(Stored dataset items)

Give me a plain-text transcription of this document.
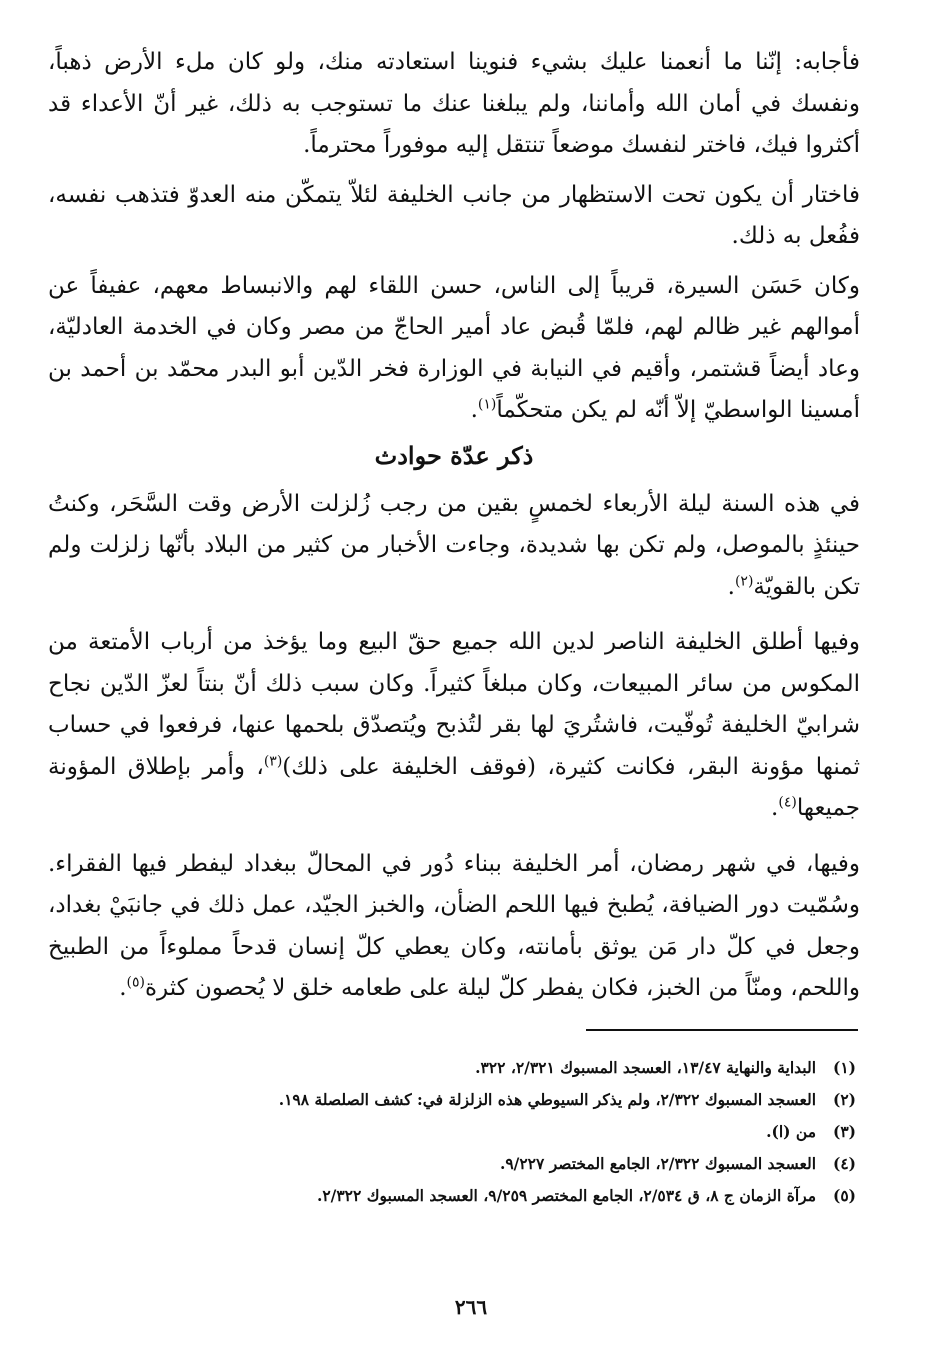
فأجابه: إنّنا ما أنعمنا عليك بشيء فنوينا استعادته منك، ولو كان ملء الأرض ذهباً، ونفسك في أمان الله وأماننا، ولم يبلغنا عنك ما تستوجب به ذلك، غير أنّ الأعداء قد أكثروا فيك، فاختر لنفسك موضعاً تنتقل إليه موفوراً محترماً.

فاختار أن يكون تحت الاستظهار من جانب الخليفة لئلاّ يتمكّن منه العدوّ فتذهب نفسه، ففُعل به ذلك.

وكان حَسَن السيرة، قريباً إلى الناس، حسن اللقاء لهم والانبساط معهم، عفيفاً عن أموالهم غير ظالم لهم، فلمّا قُبض عاد أمير الحاجّ من مصر وكان في الخدمة العادليّة، وعاد أيضاً قشتمر، وأقيم في النيابة في الوزارة فخر الدّين أبو البدر محمّد بن أحمد بن أمسينا الواسطيّ إلاّ أنّه لم يكن متحكّماً$^{(١)}$.

ذكر عدّة حوادث

في هذه السنة ليلة الأربعاء لخمسٍ بقين من رجب زُلزلت الأرض وقت السَّحَر، وكنتُ حينئذٍ بالموصل، ولم تكن بها شديدة، وجاءت الأخبار من كثير من البلاد بأنّها زلزلت ولم تكن بالقويّة$^{(٢)}$.

وفيها أطلق الخليفة الناصر لدين الله جميع حقّ البيع وما يؤخذ من أرباب الأمتعة من المكوس من سائر المبيعات، وكان مبلغاً كثيراً. وكان سبب ذلك أنّ بنتاً لعزّ الدّين نجاح شرابيّ الخليفة تُوفّيت، فاشتُريَ لها بقر لتُذبح ويُتصدّق بلحمها عنها، فرفعوا في حساب ثمنها مؤونة البقر، فكانت كثيرة، (فوقف الخليفة على ذلك)$^{(٣)}$، وأمر بإطلاق المؤونة جميعها$^{(٤)}$.

وفيها، في شهر رمضان، أمر الخليفة ببناء دُور في المحالّ ببغداد ليفطر فيها الفقراء. وسُمّيت دور الضيافة، يُطبخ فيها اللحم الضأن، والخبز الجيّد، عمل ذلك في جانبَيْ بغداد، وجعل في كلّ دار مَن يوثق بأمانته، وكان يعطي كلّ إنسان قدحاً مملوءاً من الطبيخ واللحم، ومنّاً من الخبز، فكان يفطر كلّ ليلة على طعامه خلق لا يُحصون كثرة$^{(٥)}$.

(١)
البداية والنهاية ١٣/٤٧، العسجد المسبوك ٢/٣٢١، ٣٢٢.
(٢)
العسجد المسبوك ٢/٣٢٢، ولم يذكر السيوطي هذه الزلزلة في: كشف الصلصلة ١٩٨.
(٣)
من (ا).
(٤)
العسجد المسبوك ٢/٣٢٢، الجامع المختصر ٩/٢٢٧.
(٥)
مرآة الزمان ج ٨، ق ٢/٥٣٤، الجامع المختصر ٩/٢٥٩، العسجد المسبوك ٢/٣٢٢.
٢٦٦
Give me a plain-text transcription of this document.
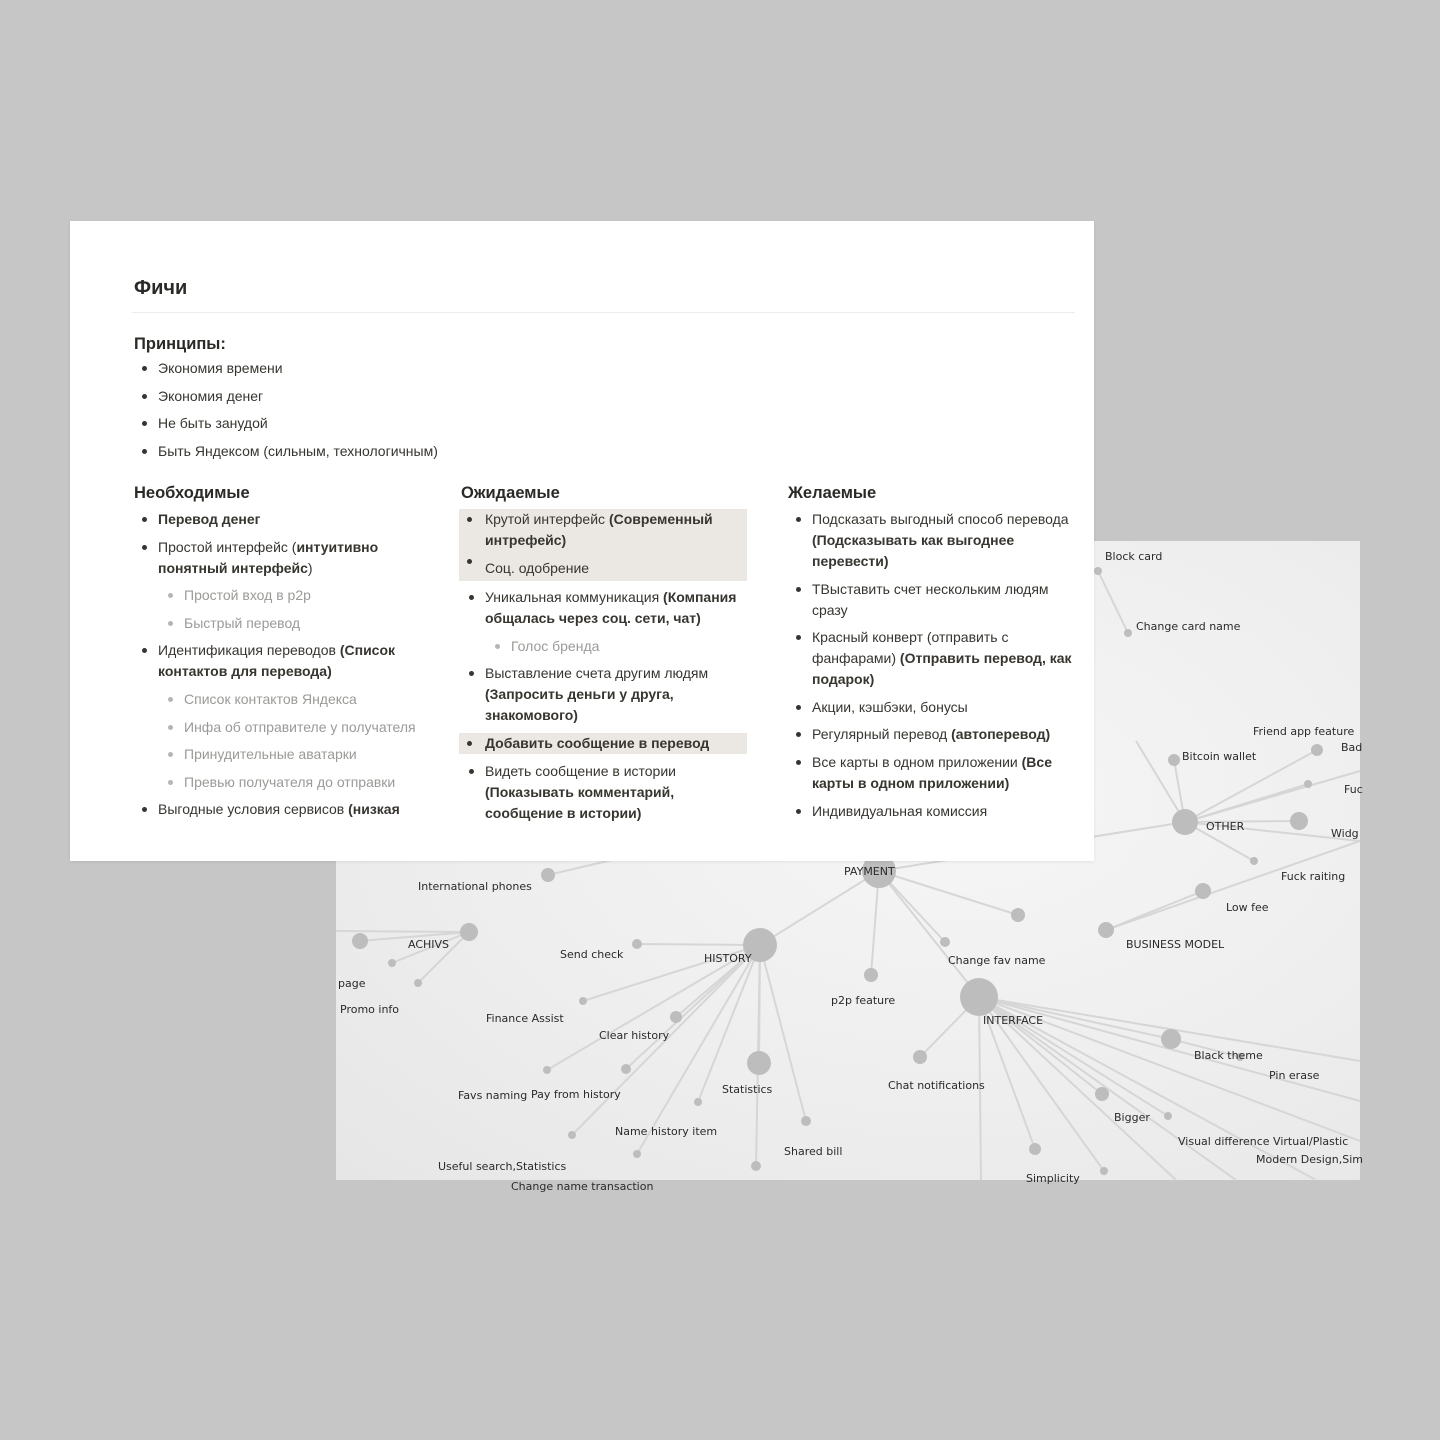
Block card
Change card name
Friend app feature
Bad
Bitcoin wallet
Fuc
OTHER
Widg
Fuck raiting
PAYMENT
International phones
Low fee
ACHIVS	BUSINESS MODEL
Send check	HISTORY	Change fav name
page
p2p feature
Promo info
Finance Assist	INTERFACE
Clear history
Black theme
Pin erase
Chat notifications
Statistics
Favs naming Pay from history
Bigger
Name history item
Visual difference Virtual/Plastic
Shared bill
Modern Design,Sim
Useful search,Statistics
Simplicity
Change name transaction
Фичи
Принципы:
Экономия времени
Экономия денег
Не быть занудой
Быть Яндексом (сильным, технологичным)
Необходимые
Перевод денег
Простой интерфейс (интуитивно понятный интерфейс)
Простой вход в p2p
Быстрый перевод
Идентификация переводов (Список контактов для перевода)
Список контактов Яндекса
Инфа об отправителе у получателя
Принудительные аватарки
Превью получателя до отправки
Выгодные условия сервисов (низкая
Ожидаемые
Крутой интерфейс (Современный интрефейс)
Соц. одобрение
Уникальная коммуникация (Компания общалась через соц. сети, чат)
Голос бренда
Выставление счета другим людям (Запросить деньги у друга, знакомового)
Добавить сообщение в перевод
Видеть сообщение в истории (Показывать комментарий, сообщение в истории)
Желаемые
Подсказать выгодный способ перевода (Подсказывать как выгоднее перевести)
ТВыставить счет нескольким людям сразу
Красный конверт (отправить с фанфарами) (Отправить перевод, как подарок)
Акции, кэшбэки, бонусы
Регулярный перевод (автоперевод)
Все карты в одном приложении (Все карты в одном приложении)
Индивидуальная комиссия
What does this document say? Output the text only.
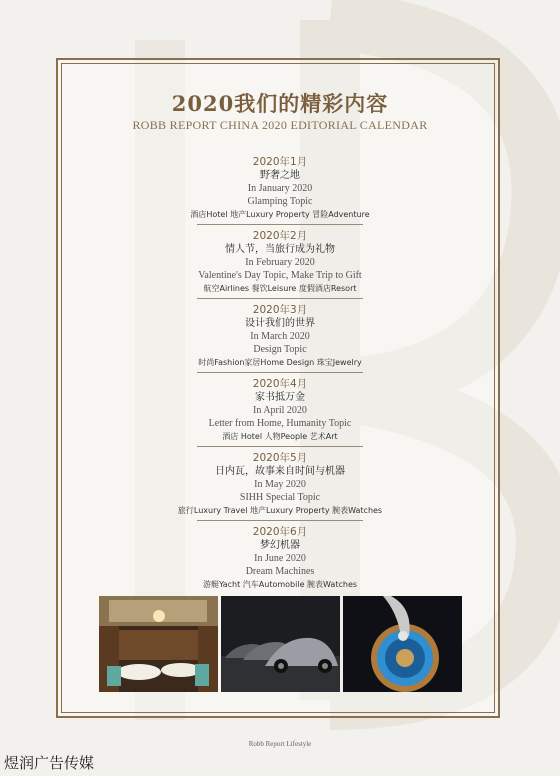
2020我们的精彩内容
ROBB REPORT CHINA 2020 EDITORIAL CALENDAR
2020年1月
野奢之地
In January 2020
Glamping Topic
酒店Hotel 地产Luxury Property 冒险Adventure
2020年2月
情人节，当旅行成为礼物
In February 2020
Valentine's Day Topic, Make Trip to Gift
航空Airlines 餐饮Leisure 度假酒店Resort
2020年3月
设计我们的世界
In March 2020
Design Topic
时尚Fashion家居Home Design 珠宝Jewelry
2020年4月
家书抵万金
In April 2020
Letter from Home, Humanity Topic
酒店 Hotel 人物People 艺术Art
2020年5月
日内瓦，故事来自时间与机器
In May 2020
SIHH Special Topic
旅行Luxury Travel 地产Luxury Property 腕表Watches
2020年6月
梦幻机器
In June 2020
Dream Machines
游艇Yacht 汽车Automobile 腕表Watches
Robb Report Lifestyle
煜润广告传媒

__EXERCISE DETAILS__
Copy out every line where the word "перевода" occurs.

__EXPECTED ANSWER__
Идентификация переводов (Список контактов для перевода)
Подсказать выгодный способ перевода (Подсказывать как выгоднее перевести)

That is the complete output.